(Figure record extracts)
====

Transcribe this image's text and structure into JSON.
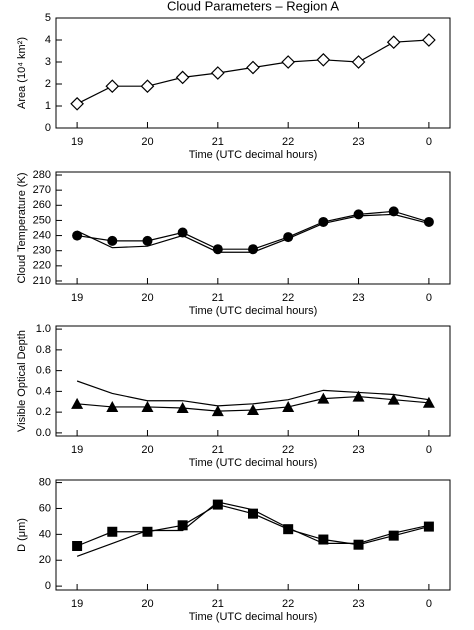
{
  "chart_data": [
    {
      "type": "line",
      "title": "Cloud Parameters – Region A",
      "xlabel": "Time (UTC decimal hours)",
      "ylabel": "Area (10⁴ km²)",
      "x": [
        19,
        19.5,
        20,
        20.5,
        21,
        21.5,
        22,
        22.5,
        23,
        23.5,
        24
      ],
      "xlim": [
        18.7,
        24.3
      ],
      "xticks": [
        19,
        20,
        21,
        22,
        23,
        {
          "value": 24,
          "label": "0"
        }
      ],
      "ylim": [
        0,
        5
      ],
      "yticks": [
        0,
        1,
        2,
        3,
        4,
        5
      ],
      "series": [
        {
          "color": "#000000",
          "marker": "diamond",
          "values": [
            1.1,
            1.9,
            1.9,
            2.3,
            2.5,
            2.75,
            3.0,
            3.1,
            3.0,
            3.9,
            4.0
          ]
        }
      ]
    },
    {
      "type": "line",
      "xlabel": "Time (UTC decimal hours)",
      "ylabel": "Cloud Temperature (K)",
      "x": [
        19,
        19.5,
        20,
        20.5,
        21,
        21.5,
        22,
        22.5,
        23,
        23.5,
        24
      ],
      "xlim": [
        18.7,
        24.3
      ],
      "xticks": [
        19,
        20,
        21,
        22,
        23,
        {
          "value": 24,
          "label": "0"
        }
      ],
      "ylim": [
        208,
        282
      ],
      "yticks": [
        210,
        220,
        230,
        240,
        250,
        260,
        270,
        280
      ],
      "series": [
        {
          "color": "#000000",
          "marker": "circle",
          "values": [
            240,
            236.5,
            236.5,
            242,
            231,
            231,
            239,
            249,
            254,
            256,
            249
          ]
        },
        {
          "color": "#000000",
          "values": [
            243,
            232,
            233,
            240,
            229,
            229,
            238,
            248,
            253,
            254,
            248
          ]
        }
      ]
    },
    {
      "type": "line",
      "xlabel": "Time (UTC decimal hours)",
      "ylabel": "Visible Optical Depth",
      "x": [
        19,
        19.5,
        20,
        20.5,
        21,
        21.5,
        22,
        22.5,
        23,
        23.5,
        24
      ],
      "xlim": [
        18.7,
        24.3
      ],
      "xticks": [
        19,
        20,
        21,
        22,
        23,
        {
          "value": 24,
          "label": "0"
        }
      ],
      "ylim": [
        -0.03,
        1.03
      ],
      "yticks": [
        {
          "value": 0,
          "label": "0.0"
        },
        0.2,
        0.4,
        0.6,
        0.8,
        {
          "value": 1,
          "label": "1.0"
        }
      ],
      "series": [
        {
          "color": "#000000",
          "marker": "triangle",
          "values": [
            0.28,
            0.25,
            0.25,
            0.24,
            0.21,
            0.22,
            0.25,
            0.33,
            0.35,
            0.32,
            0.29
          ]
        },
        {
          "color": "#000000",
          "values": [
            0.5,
            0.38,
            0.31,
            0.31,
            0.26,
            0.28,
            0.32,
            0.41,
            0.39,
            0.37,
            0.32
          ]
        }
      ]
    },
    {
      "type": "line",
      "xlabel": "Time (UTC decimal hours)",
      "ylabel": "D (μm)",
      "x": [
        19,
        19.5,
        20,
        20.5,
        21,
        21.5,
        22,
        22.5,
        23,
        23.5,
        24
      ],
      "xlim": [
        18.7,
        24.3
      ],
      "xticks": [
        19,
        20,
        21,
        22,
        23,
        {
          "value": 24,
          "label": "0"
        }
      ],
      "ylim": [
        -3,
        82
      ],
      "yticks": [
        0,
        20,
        40,
        60,
        80
      ],
      "series": [
        {
          "color": "#000000",
          "marker": "square",
          "values": [
            31,
            42,
            42,
            47,
            63,
            56,
            44,
            36,
            32,
            39,
            46
          ]
        },
        {
          "color": "#000000",
          "values": [
            23,
            33,
            43,
            43,
            65,
            59,
            45,
            33,
            33,
            41,
            47
          ]
        }
      ]
    }
  ]
}
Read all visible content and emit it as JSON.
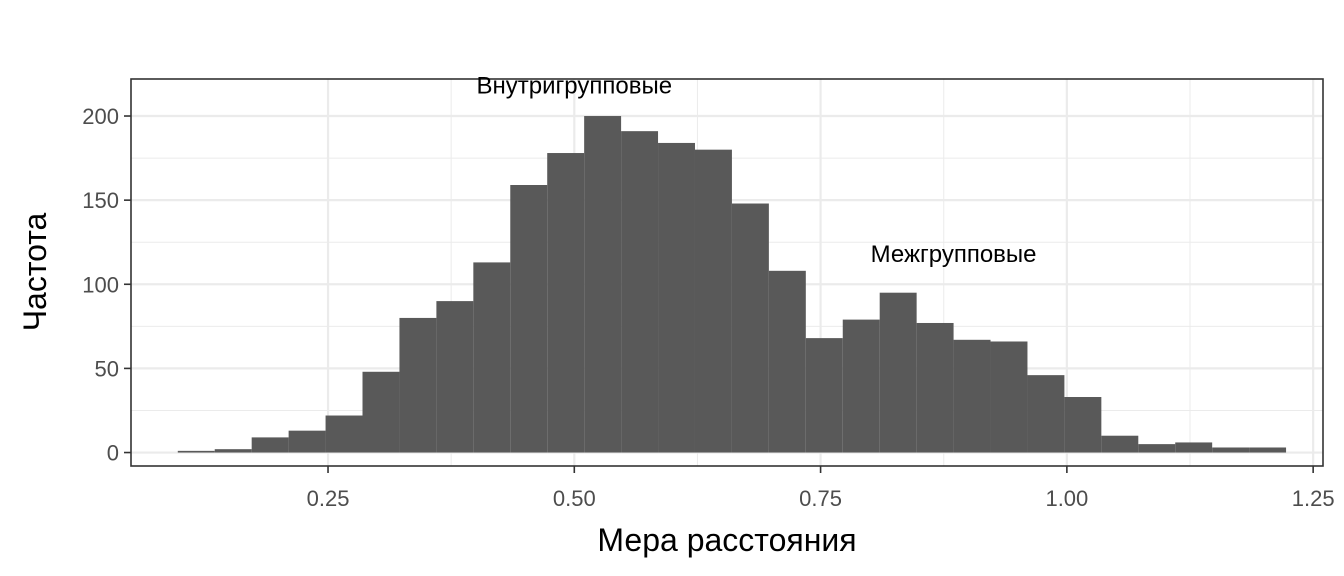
{
  "chart_data": {
    "type": "bar",
    "subtype": "histogram",
    "xlabel": "Мера расстояния",
    "ylabel": "Частота",
    "xlim": [
      0.05,
      1.26
    ],
    "ylim": [
      -8,
      222
    ],
    "x_ticks": [
      0.25,
      0.5,
      0.75,
      1.0,
      1.25
    ],
    "x_tick_labels": [
      "0.25",
      "0.50",
      "0.75",
      "1.00",
      "1.25"
    ],
    "y_ticks": [
      0,
      50,
      100,
      150,
      200
    ],
    "y_tick_labels": [
      "0",
      "50",
      "100",
      "150",
      "200"
    ],
    "bin_width": 0.0375,
    "bins": [
      {
        "start": 0.0975,
        "end": 0.135,
        "value": 1
      },
      {
        "start": 0.135,
        "end": 0.1725,
        "value": 2
      },
      {
        "start": 0.1725,
        "end": 0.21,
        "value": 9
      },
      {
        "start": 0.21,
        "end": 0.2475,
        "value": 13
      },
      {
        "start": 0.2475,
        "end": 0.285,
        "value": 22
      },
      {
        "start": 0.285,
        "end": 0.3225,
        "value": 48
      },
      {
        "start": 0.3225,
        "end": 0.36,
        "value": 80
      },
      {
        "start": 0.36,
        "end": 0.3975,
        "value": 90
      },
      {
        "start": 0.3975,
        "end": 0.435,
        "value": 113
      },
      {
        "start": 0.435,
        "end": 0.4725,
        "value": 159
      },
      {
        "start": 0.4725,
        "end": 0.51,
        "value": 178
      },
      {
        "start": 0.51,
        "end": 0.5475,
        "value": 200
      },
      {
        "start": 0.5475,
        "end": 0.585,
        "value": 191
      },
      {
        "start": 0.585,
        "end": 0.6225,
        "value": 184
      },
      {
        "start": 0.6225,
        "end": 0.66,
        "value": 180
      },
      {
        "start": 0.66,
        "end": 0.6975,
        "value": 148
      },
      {
        "start": 0.6975,
        "end": 0.735,
        "value": 108
      },
      {
        "start": 0.735,
        "end": 0.7725,
        "value": 68
      },
      {
        "start": 0.7725,
        "end": 0.81,
        "value": 79
      },
      {
        "start": 0.81,
        "end": 0.8475,
        "value": 95
      },
      {
        "start": 0.8475,
        "end": 0.885,
        "value": 77
      },
      {
        "start": 0.885,
        "end": 0.9225,
        "value": 67
      },
      {
        "start": 0.9225,
        "end": 0.96,
        "value": 66
      },
      {
        "start": 0.96,
        "end": 0.9975,
        "value": 46
      },
      {
        "start": 0.9975,
        "end": 1.035,
        "value": 33
      },
      {
        "start": 1.035,
        "end": 1.0725,
        "value": 10
      },
      {
        "start": 1.0725,
        "end": 1.11,
        "value": 5
      },
      {
        "start": 1.11,
        "end": 1.1475,
        "value": 6
      },
      {
        "start": 1.1475,
        "end": 1.185,
        "value": 3
      },
      {
        "start": 1.185,
        "end": 1.2225,
        "value": 3
      }
    ],
    "annotations": [
      {
        "text": "Внутригрупповые",
        "x": 0.5,
        "y": 218
      },
      {
        "text": "Межгрупповые",
        "x": 0.885,
        "y": 118
      }
    ],
    "bar_color": "#595959",
    "grid": true,
    "grid_color": "#ebebeb",
    "panel_border_color": "#333333"
  }
}
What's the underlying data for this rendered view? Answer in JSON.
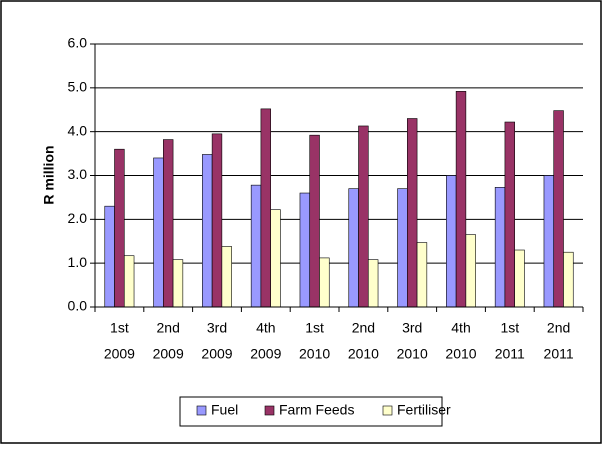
{
  "chart_data": {
    "type": "bar",
    "y_label": "R million",
    "categories": [
      [
        "1st",
        "2009"
      ],
      [
        "2nd",
        "2009"
      ],
      [
        "3rd",
        "2009"
      ],
      [
        "4th",
        "2009"
      ],
      [
        "1st",
        "2010"
      ],
      [
        "2nd",
        "2010"
      ],
      [
        "3rd",
        "2010"
      ],
      [
        "4th",
        "2010"
      ],
      [
        "1st",
        "2011"
      ],
      [
        "2nd",
        "2011"
      ]
    ],
    "series": [
      {
        "name": "Fuel",
        "color": "#9999ff",
        "values": [
          2.3,
          3.4,
          3.48,
          2.78,
          2.6,
          2.7,
          2.7,
          3.0,
          2.73,
          3.0
        ]
      },
      {
        "name": "Farm Feeds",
        "color": "#993366",
        "values": [
          3.6,
          3.82,
          3.95,
          4.52,
          3.92,
          4.13,
          4.3,
          4.92,
          4.22,
          4.48
        ]
      },
      {
        "name": "Fertiliser",
        "color": "#ffffcc",
        "values": [
          1.17,
          1.08,
          1.38,
          2.22,
          1.12,
          1.08,
          1.47,
          1.65,
          1.3,
          1.25
        ]
      }
    ],
    "ylim": [
      0,
      6
    ],
    "yticks": [
      {
        "value": 0,
        "label": "0.0"
      },
      {
        "value": 1,
        "label": "1.0"
      },
      {
        "value": 2,
        "label": "2.0"
      },
      {
        "value": 3,
        "label": "3.0"
      },
      {
        "value": 4,
        "label": "4.0"
      },
      {
        "value": 5,
        "label": "5.0"
      },
      {
        "value": 6,
        "label": "6.0"
      }
    ],
    "grid": true,
    "legend": "bottom"
  }
}
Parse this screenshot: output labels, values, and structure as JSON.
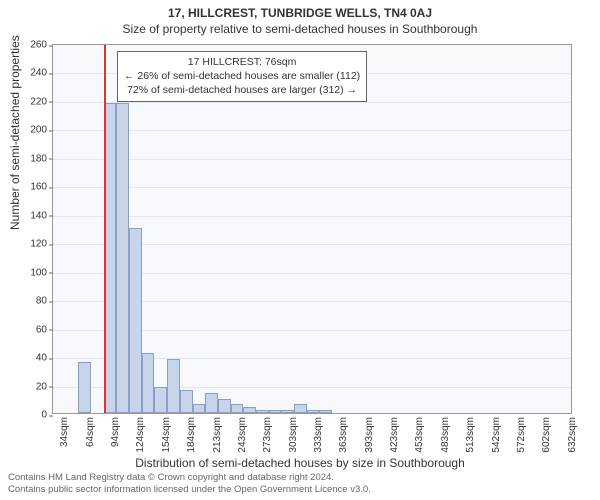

====

Goal of the exercise: Of the lines in the listing, how many hold the word "name"? Nothing but the number is needed.

Final result: 3